> **Problem details**
Go through the listing and copy each line with the string "https".

> **Material supplied**

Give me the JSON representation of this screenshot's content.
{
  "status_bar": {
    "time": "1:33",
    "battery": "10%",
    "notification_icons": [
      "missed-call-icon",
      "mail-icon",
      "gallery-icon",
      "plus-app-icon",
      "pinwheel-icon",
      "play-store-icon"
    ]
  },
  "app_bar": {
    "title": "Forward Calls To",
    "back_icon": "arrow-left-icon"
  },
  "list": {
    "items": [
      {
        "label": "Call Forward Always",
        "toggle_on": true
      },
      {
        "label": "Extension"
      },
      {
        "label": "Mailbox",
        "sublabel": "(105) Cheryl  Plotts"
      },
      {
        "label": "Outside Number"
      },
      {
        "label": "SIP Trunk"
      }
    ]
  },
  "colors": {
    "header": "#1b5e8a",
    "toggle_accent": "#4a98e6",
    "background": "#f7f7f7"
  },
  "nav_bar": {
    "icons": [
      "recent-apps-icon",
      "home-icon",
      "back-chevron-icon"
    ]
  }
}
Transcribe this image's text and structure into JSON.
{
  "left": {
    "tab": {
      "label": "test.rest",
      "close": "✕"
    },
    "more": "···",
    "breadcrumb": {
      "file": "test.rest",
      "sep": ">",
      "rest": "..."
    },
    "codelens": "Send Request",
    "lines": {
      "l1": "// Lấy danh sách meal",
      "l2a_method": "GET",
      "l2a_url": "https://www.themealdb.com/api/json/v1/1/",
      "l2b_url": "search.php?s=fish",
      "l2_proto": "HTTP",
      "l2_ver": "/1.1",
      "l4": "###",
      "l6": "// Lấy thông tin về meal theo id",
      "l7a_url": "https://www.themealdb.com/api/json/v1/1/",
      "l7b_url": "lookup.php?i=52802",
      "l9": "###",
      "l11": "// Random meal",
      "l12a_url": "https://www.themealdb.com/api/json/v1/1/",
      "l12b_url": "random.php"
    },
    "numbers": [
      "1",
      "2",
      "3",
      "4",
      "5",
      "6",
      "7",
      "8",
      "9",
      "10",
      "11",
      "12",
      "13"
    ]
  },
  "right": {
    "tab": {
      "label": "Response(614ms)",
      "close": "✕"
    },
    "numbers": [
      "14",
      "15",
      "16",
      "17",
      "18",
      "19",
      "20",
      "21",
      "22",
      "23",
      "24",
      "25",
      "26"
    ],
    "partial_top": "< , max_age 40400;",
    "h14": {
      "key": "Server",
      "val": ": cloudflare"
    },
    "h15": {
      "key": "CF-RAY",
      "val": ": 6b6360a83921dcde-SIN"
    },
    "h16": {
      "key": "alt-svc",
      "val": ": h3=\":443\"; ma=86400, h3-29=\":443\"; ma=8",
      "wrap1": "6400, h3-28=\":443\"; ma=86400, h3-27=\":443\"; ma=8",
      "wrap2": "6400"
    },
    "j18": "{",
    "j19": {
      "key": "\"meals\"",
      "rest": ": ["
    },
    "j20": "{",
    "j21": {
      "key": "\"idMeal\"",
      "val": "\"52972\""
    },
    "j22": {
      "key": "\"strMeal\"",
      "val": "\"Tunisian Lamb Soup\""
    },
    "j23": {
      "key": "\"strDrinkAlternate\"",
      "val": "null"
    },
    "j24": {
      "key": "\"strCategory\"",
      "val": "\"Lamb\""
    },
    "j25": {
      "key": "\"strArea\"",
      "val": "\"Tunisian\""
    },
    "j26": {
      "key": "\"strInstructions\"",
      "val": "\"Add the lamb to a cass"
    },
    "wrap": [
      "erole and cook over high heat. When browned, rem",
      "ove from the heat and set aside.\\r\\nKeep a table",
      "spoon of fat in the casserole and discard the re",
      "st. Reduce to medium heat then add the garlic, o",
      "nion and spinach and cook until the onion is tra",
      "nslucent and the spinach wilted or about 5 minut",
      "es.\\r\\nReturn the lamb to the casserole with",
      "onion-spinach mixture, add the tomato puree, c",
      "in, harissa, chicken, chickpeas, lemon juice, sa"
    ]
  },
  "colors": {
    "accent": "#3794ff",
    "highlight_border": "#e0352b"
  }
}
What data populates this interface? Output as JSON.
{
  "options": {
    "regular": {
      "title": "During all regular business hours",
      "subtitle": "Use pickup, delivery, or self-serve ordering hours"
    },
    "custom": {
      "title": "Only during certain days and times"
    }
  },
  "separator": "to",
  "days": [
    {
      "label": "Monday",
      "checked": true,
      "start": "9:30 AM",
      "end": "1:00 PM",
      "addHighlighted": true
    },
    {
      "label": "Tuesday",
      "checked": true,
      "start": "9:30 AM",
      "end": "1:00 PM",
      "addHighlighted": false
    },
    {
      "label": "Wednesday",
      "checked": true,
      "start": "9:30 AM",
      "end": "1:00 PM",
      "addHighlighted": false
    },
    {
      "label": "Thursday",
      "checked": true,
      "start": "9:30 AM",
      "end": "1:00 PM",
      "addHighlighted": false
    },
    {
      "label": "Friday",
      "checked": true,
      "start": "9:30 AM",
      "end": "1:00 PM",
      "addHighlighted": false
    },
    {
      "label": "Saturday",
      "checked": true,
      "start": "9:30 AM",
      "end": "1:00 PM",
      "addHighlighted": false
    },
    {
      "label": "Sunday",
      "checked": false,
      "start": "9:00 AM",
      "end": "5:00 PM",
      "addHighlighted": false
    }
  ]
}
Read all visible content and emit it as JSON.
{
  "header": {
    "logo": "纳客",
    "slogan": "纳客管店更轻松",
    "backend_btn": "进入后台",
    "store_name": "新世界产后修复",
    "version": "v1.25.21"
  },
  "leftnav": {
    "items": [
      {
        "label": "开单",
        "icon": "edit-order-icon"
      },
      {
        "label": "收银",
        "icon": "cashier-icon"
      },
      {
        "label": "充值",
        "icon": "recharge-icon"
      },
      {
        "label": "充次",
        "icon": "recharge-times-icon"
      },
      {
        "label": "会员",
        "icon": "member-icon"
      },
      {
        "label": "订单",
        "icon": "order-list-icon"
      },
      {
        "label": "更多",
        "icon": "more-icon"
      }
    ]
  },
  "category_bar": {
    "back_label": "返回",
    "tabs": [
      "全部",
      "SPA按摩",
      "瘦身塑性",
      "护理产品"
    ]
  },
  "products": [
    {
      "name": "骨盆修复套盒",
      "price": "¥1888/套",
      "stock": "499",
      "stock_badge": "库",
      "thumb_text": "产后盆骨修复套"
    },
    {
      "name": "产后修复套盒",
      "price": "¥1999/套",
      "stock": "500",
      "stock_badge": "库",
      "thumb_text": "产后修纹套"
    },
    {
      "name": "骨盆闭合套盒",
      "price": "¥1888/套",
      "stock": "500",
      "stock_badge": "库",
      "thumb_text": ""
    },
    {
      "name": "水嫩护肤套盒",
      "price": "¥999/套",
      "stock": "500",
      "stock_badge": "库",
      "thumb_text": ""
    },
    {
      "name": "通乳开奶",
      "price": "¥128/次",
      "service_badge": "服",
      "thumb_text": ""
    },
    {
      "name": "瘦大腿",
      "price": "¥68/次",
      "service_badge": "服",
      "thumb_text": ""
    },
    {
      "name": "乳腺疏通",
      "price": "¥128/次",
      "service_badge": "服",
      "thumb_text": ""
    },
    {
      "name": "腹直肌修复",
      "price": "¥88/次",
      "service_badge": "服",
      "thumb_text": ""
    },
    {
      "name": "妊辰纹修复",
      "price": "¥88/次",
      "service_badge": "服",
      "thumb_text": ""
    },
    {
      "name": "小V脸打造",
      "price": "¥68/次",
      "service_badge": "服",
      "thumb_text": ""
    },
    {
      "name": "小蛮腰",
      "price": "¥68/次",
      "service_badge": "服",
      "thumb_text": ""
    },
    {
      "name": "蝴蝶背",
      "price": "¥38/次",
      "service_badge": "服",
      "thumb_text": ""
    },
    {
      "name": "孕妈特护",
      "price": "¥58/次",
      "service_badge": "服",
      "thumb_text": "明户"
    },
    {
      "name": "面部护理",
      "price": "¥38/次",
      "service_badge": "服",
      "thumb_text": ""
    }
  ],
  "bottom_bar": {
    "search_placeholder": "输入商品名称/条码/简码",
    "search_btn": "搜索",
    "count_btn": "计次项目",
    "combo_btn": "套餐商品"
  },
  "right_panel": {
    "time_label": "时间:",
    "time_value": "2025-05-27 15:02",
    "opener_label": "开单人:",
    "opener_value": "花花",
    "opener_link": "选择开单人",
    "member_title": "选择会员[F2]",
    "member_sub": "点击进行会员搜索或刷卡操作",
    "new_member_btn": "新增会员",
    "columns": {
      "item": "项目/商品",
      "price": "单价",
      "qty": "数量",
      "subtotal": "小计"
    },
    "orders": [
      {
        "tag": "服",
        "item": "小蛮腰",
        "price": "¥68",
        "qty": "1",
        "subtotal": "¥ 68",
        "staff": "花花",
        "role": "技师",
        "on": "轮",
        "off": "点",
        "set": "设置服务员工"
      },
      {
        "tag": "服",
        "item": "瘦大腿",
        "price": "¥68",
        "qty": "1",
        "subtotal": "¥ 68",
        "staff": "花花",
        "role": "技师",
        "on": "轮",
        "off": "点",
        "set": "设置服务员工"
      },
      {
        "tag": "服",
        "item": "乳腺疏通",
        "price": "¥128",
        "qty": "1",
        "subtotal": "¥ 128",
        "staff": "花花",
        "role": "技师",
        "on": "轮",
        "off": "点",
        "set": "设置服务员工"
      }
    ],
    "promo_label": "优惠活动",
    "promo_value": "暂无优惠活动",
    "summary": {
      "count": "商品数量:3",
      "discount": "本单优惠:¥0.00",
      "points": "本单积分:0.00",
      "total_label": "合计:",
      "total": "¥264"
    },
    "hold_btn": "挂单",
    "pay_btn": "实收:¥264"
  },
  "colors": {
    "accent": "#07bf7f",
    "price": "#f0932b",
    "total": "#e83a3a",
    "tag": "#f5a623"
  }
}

> **The result**
      "l2a_url": "https://www.themealdb.com/api/json/v1/1/",
      "l7a_url": "https://www.themealdb.com/api/json/v1/1/",
      "l12a_url": "https://www.themealdb.com/api/json/v1/1/",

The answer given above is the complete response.